◆ Data section ◆
# # # #
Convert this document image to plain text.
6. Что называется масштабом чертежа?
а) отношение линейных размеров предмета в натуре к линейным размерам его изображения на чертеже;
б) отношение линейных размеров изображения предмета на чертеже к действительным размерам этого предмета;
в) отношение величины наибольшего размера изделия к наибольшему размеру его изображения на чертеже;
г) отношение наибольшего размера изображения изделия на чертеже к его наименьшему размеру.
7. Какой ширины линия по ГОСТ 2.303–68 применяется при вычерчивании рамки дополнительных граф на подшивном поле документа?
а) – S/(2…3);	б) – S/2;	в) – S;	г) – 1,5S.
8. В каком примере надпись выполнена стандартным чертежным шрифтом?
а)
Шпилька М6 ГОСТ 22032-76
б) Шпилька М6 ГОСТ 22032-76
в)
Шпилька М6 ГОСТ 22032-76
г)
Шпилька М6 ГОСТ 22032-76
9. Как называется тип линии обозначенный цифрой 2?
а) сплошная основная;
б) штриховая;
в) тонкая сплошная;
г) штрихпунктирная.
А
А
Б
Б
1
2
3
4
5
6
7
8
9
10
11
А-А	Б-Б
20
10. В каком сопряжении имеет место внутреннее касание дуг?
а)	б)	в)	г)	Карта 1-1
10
# # # #
◆ Task ◆
Using the listing above, reproduce each line without omission.

◆ The output ◆
Convert this document image to plain text.
6. Что называется масштабом чертежа?
а) отношение линейных размеров предмета в натуре к линейным размерам его изображения на чертеже;
б) отношение линейных размеров изображения предмета на чертеже к действительным размерам этого предмета;
в) отношение величины наибольшего размера изделия к наибольшему размеру его изображения на чертеже;
г) отношение наибольшего размера изображения изделия на чертеже к его наименьшему размеру.
7. Какой ширины линия по ГОСТ 2.303–68 применяется при вычерчивании рамки дополнительных граф на подшивном поле документа?
а) – S/(2…3);	б) – S/2;	в) – S;	г) – 1,5S.
8. В каком примере надпись выполнена стандартным чертежным шрифтом?
а)
Шпилька М6 ГОСТ 22032-76
б) Шпилька М6 ГОСТ 22032-76
в)
Шпилька М6 ГОСТ 22032-76
г)
Шпилька М6 ГОСТ 22032-76
9. Как называется тип линии обозначенный цифрой 2?
а) сплошная основная;
б) штриховая;
в) тонкая сплошная;
г) штрихпунктирная.
А
А
Б
Б
1
2
3
4
5
6
7
8
9
10
11
А-А	Б-Б
20
10. В каком сопряжении имеет место внутреннее касание дуг?
а)	б)	в)	г)	Карта 1-1
10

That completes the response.